* **RECORDS SUPPLIED**
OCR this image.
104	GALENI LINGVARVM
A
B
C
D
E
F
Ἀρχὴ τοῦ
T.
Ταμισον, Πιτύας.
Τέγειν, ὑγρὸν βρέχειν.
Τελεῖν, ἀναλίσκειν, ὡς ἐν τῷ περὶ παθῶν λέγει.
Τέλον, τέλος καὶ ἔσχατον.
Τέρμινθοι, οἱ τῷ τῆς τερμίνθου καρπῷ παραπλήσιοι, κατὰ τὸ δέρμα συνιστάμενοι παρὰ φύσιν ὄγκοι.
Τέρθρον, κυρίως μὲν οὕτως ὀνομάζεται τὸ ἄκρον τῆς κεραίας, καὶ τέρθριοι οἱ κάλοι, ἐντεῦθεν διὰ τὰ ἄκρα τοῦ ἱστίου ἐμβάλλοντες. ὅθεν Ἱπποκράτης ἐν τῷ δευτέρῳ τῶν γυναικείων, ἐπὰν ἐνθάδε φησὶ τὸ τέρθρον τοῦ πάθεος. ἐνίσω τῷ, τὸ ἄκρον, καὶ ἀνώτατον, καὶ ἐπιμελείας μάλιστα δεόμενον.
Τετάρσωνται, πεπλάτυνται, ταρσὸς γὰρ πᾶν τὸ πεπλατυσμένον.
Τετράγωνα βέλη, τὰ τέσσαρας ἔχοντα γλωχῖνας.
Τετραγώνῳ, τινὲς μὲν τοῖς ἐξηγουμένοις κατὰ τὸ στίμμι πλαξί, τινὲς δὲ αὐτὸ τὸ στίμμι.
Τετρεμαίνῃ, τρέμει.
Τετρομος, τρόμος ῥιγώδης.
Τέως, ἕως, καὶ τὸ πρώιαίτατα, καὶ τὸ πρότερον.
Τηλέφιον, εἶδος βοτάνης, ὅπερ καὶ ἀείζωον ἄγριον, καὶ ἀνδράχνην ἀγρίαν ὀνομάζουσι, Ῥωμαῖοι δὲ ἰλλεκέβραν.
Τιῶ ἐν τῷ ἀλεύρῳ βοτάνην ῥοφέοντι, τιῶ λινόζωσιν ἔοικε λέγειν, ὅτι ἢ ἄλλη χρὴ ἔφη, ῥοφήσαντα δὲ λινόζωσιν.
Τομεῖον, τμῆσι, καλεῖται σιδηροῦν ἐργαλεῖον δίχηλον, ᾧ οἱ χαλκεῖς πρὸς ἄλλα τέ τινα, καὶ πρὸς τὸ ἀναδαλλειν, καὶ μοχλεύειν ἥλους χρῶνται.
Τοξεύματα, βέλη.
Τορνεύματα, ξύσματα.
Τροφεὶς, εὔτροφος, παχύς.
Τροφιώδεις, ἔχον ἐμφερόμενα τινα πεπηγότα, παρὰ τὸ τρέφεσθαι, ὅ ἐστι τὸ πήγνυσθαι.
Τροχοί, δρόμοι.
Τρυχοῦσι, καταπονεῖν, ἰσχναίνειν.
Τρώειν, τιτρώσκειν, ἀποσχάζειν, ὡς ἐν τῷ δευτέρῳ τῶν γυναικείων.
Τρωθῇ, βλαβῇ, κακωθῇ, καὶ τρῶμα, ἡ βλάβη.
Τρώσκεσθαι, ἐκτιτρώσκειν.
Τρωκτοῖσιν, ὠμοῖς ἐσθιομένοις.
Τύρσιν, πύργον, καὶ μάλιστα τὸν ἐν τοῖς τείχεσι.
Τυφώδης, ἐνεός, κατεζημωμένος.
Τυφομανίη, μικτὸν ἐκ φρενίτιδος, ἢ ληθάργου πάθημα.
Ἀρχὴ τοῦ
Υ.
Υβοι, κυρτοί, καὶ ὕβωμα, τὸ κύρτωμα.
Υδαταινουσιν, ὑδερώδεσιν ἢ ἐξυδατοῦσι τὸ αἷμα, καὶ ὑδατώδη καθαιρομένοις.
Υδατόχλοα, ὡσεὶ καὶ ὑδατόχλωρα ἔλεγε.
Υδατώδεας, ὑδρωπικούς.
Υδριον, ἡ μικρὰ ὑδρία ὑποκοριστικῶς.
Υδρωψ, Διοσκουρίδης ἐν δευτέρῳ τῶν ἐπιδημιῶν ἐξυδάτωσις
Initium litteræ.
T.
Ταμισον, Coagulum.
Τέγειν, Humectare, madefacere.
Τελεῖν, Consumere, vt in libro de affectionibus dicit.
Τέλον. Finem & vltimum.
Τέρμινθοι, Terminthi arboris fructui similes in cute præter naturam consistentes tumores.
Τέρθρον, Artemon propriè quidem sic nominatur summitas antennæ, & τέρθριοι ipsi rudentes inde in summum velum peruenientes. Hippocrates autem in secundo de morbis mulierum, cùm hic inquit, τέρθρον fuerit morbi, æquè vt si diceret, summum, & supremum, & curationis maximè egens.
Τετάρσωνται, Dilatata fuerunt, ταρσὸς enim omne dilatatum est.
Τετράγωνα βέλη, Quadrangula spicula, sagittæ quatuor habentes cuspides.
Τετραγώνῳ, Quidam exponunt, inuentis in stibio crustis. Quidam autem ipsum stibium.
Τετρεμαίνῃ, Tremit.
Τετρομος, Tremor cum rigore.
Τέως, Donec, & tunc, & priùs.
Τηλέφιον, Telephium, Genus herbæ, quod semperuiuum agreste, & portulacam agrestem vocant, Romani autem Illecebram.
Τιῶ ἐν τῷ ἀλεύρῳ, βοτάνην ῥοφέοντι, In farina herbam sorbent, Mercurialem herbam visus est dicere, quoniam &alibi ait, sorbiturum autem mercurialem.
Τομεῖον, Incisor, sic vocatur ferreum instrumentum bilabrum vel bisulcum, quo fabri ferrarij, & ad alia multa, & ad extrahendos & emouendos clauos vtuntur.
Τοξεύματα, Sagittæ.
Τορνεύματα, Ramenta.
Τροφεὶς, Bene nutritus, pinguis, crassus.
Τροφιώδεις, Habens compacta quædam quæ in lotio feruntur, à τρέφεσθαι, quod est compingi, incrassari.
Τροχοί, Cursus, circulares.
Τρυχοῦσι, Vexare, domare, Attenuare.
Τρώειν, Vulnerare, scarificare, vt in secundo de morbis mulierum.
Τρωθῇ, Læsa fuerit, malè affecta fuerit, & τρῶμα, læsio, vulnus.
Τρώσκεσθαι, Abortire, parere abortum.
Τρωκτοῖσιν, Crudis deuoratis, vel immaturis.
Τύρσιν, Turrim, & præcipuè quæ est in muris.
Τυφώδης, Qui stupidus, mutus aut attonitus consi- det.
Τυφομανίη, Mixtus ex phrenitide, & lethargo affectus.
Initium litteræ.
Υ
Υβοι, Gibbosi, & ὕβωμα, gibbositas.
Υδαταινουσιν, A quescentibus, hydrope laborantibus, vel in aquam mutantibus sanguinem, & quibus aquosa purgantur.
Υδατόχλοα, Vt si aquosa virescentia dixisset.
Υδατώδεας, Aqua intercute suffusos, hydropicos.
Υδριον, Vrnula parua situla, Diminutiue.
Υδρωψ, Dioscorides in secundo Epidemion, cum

* **ACTIVITY**
Recite the full listing above exactly.

* **ANSWER SECTION**
OCR this image.
104	GALENI LINGVARVM
A
B
C
D
E
F
Ἀρχὴ τοῦ
T.
Ταμισον, Πιτύας.
Τέγειν, ὑγρὸν βρέχειν.
Τελεῖν, ἀναλίσκειν, ὡς ἐν τῷ περὶ παθῶν λέγει.
Τέλον, τέλος καὶ ἔσχατον.
Τέρμινθοι, οἱ τῷ τῆς τερμίνθου καρπῷ παραπλήσιοι, κατὰ τὸ δέρμα συνιστάμενοι παρὰ φύσιν ὄγκοι.
Τέρθρον, κυρίως μὲν οὕτως ὀνομάζεται τὸ ἄκρον τῆς κεραίας, καὶ τέρθριοι οἱ κάλοι, ἐντεῦθεν διὰ τὰ ἄκρα τοῦ ἱστίου ἐμβάλλοντες. ὅθεν Ἱπποκράτης ἐν τῷ δευτέρῳ τῶν γυναικείων, ἐπὰν ἐνθάδε φησὶ τὸ τέρθρον τοῦ πάθεος. ἐνίσω τῷ, τὸ ἄκρον, καὶ ἀνώτατον, καὶ ἐπιμελείας μάλιστα δεόμενον.
Τετάρσωνται, πεπλάτυνται, ταρσὸς γὰρ πᾶν τὸ πεπλατυσμένον.
Τετράγωνα βέλη, τὰ τέσσαρας ἔχοντα γλωχῖνας.
Τετραγώνῳ, τινὲς μὲν τοῖς ἐξηγουμένοις κατὰ τὸ στίμμι πλαξί, τινὲς δὲ αὐτὸ τὸ στίμμι.
Τετρεμαίνῃ, τρέμει.
Τετρομος, τρόμος ῥιγώδης.
Τέως, ἕως, καὶ τὸ πρώιαίτατα, καὶ τὸ πρότερον.
Τηλέφιον, εἶδος βοτάνης, ὅπερ καὶ ἀείζωον ἄγριον, καὶ ἀνδράχνην ἀγρίαν ὀνομάζουσι, Ῥωμαῖοι δὲ ἰλλεκέβραν.
Τιῶ ἐν τῷ ἀλεύρῳ βοτάνην ῥοφέοντι, τιῶ λινόζωσιν ἔοικε λέγειν, ὅτι ἢ ἄλλη χρὴ ἔφη, ῥοφήσαντα δὲ λινόζωσιν.
Τομεῖον, τμῆσι, καλεῖται σιδηροῦν ἐργαλεῖον δίχηλον, ᾧ οἱ χαλκεῖς πρὸς ἄλλα τέ τινα, καὶ πρὸς τὸ ἀναδαλλειν, καὶ μοχλεύειν ἥλους χρῶνται.
Τοξεύματα, βέλη.
Τορνεύματα, ξύσματα.
Τροφεὶς, εὔτροφος, παχύς.
Τροφιώδεις, ἔχον ἐμφερόμενα τινα πεπηγότα, παρὰ τὸ τρέφεσθαι, ὅ ἐστι τὸ πήγνυσθαι.
Τροχοί, δρόμοι.
Τρυχοῦσι, καταπονεῖν, ἰσχναίνειν.
Τρώειν, τιτρώσκειν, ἀποσχάζειν, ὡς ἐν τῷ δευτέρῳ τῶν γυναικείων.
Τρωθῇ, βλαβῇ, κακωθῇ, καὶ τρῶμα, ἡ βλάβη.
Τρώσκεσθαι, ἐκτιτρώσκειν.
Τρωκτοῖσιν, ὠμοῖς ἐσθιομένοις.
Τύρσιν, πύργον, καὶ μάλιστα τὸν ἐν τοῖς τείχεσι.
Τυφώδης, ἐνεός, κατεζημωμένος.
Τυφομανίη, μικτὸν ἐκ φρενίτιδος, ἢ ληθάργου πάθημα.
Ἀρχὴ τοῦ
Υ.
Υβοι, κυρτοί, καὶ ὕβωμα, τὸ κύρτωμα.
Υδαταινουσιν, ὑδερώδεσιν ἢ ἐξυδατοῦσι τὸ αἷμα, καὶ ὑδατώδη καθαιρομένοις.
Υδατόχλοα, ὡσεὶ καὶ ὑδατόχλωρα ἔλεγε.
Υδατώδεας, ὑδρωπικούς.
Υδριον, ἡ μικρὰ ὑδρία ὑποκοριστικῶς.
Υδρωψ, Διοσκουρίδης ἐν δευτέρῳ τῶν ἐπιδημιῶν ἐξυδάτωσις
Initium litteræ.
T.
Ταμισον, Coagulum.
Τέγειν, Humectare, madefacere.
Τελεῖν, Consumere, vt in libro de affectionibus dicit.
Τέλον. Finem & vltimum.
Τέρμινθοι, Terminthi arboris fructui similes in cute præter naturam consistentes tumores.
Τέρθρον, Artemon propriè quidem sic nominatur summitas antennæ, & τέρθριοι ipsi rudentes inde in summum velum peruenientes. Hippocrates autem in secundo de morbis mulierum, cùm hic inquit, τέρθρον fuerit morbi, æquè vt si diceret, summum, & supremum, & curationis maximè egens.
Τετάρσωνται, Dilatata fuerunt, ταρσὸς enim omne dilatatum est.
Τετράγωνα βέλη, Quadrangula spicula, sagittæ quatuor habentes cuspides.
Τετραγώνῳ, Quidam exponunt, inuentis in stibio crustis. Quidam autem ipsum stibium.
Τετρεμαίνῃ, Tremit.
Τετρομος, Tremor cum rigore.
Τέως, Donec, & tunc, & priùs.
Τηλέφιον, Telephium, Genus herbæ, quod semperuiuum agreste, & portulacam agrestem vocant, Romani autem Illecebram.
Τιῶ ἐν τῷ ἀλεύρῳ, βοτάνην ῥοφέοντι, In farina herbam sorbent, Mercurialem herbam visus est dicere, quoniam &alibi ait, sorbiturum autem mercurialem.
Τομεῖον, Incisor, sic vocatur ferreum instrumentum bilabrum vel bisulcum, quo fabri ferrarij, & ad alia multa, & ad extrahendos & emouendos clauos vtuntur.
Τοξεύματα, Sagittæ.
Τορνεύματα, Ramenta.
Τροφεὶς, Bene nutritus, pinguis, crassus.
Τροφιώδεις, Habens compacta quædam quæ in lotio feruntur, à τρέφεσθαι, quod est compingi, incrassari.
Τροχοί, Cursus, circulares.
Τρυχοῦσι, Vexare, domare, Attenuare.
Τρώειν, Vulnerare, scarificare, vt in secundo de morbis mulierum.
Τρωθῇ, Læsa fuerit, malè affecta fuerit, & τρῶμα, læsio, vulnus.
Τρώσκεσθαι, Abortire, parere abortum.
Τρωκτοῖσιν, Crudis deuoratis, vel immaturis.
Τύρσιν, Turrim, & præcipuè quæ est in muris.
Τυφώδης, Qui stupidus, mutus aut attonitus consi- det.
Τυφομανίη, Mixtus ex phrenitide, & lethargo affectus.
Initium litteræ.
Υ
Υβοι, Gibbosi, & ὕβωμα, gibbositas.
Υδαταινουσιν, A quescentibus, hydrope laborantibus, vel in aquam mutantibus sanguinem, & quibus aquosa purgantur.
Υδατόχλοα, Vt si aquosa virescentia dixisset.
Υδατώδεας, Aqua intercute suffusos, hydropicos.
Υδριον, Vrnula parua situla, Diminutiue.
Υδρωψ, Dioscorides in secundo Epidemion, cum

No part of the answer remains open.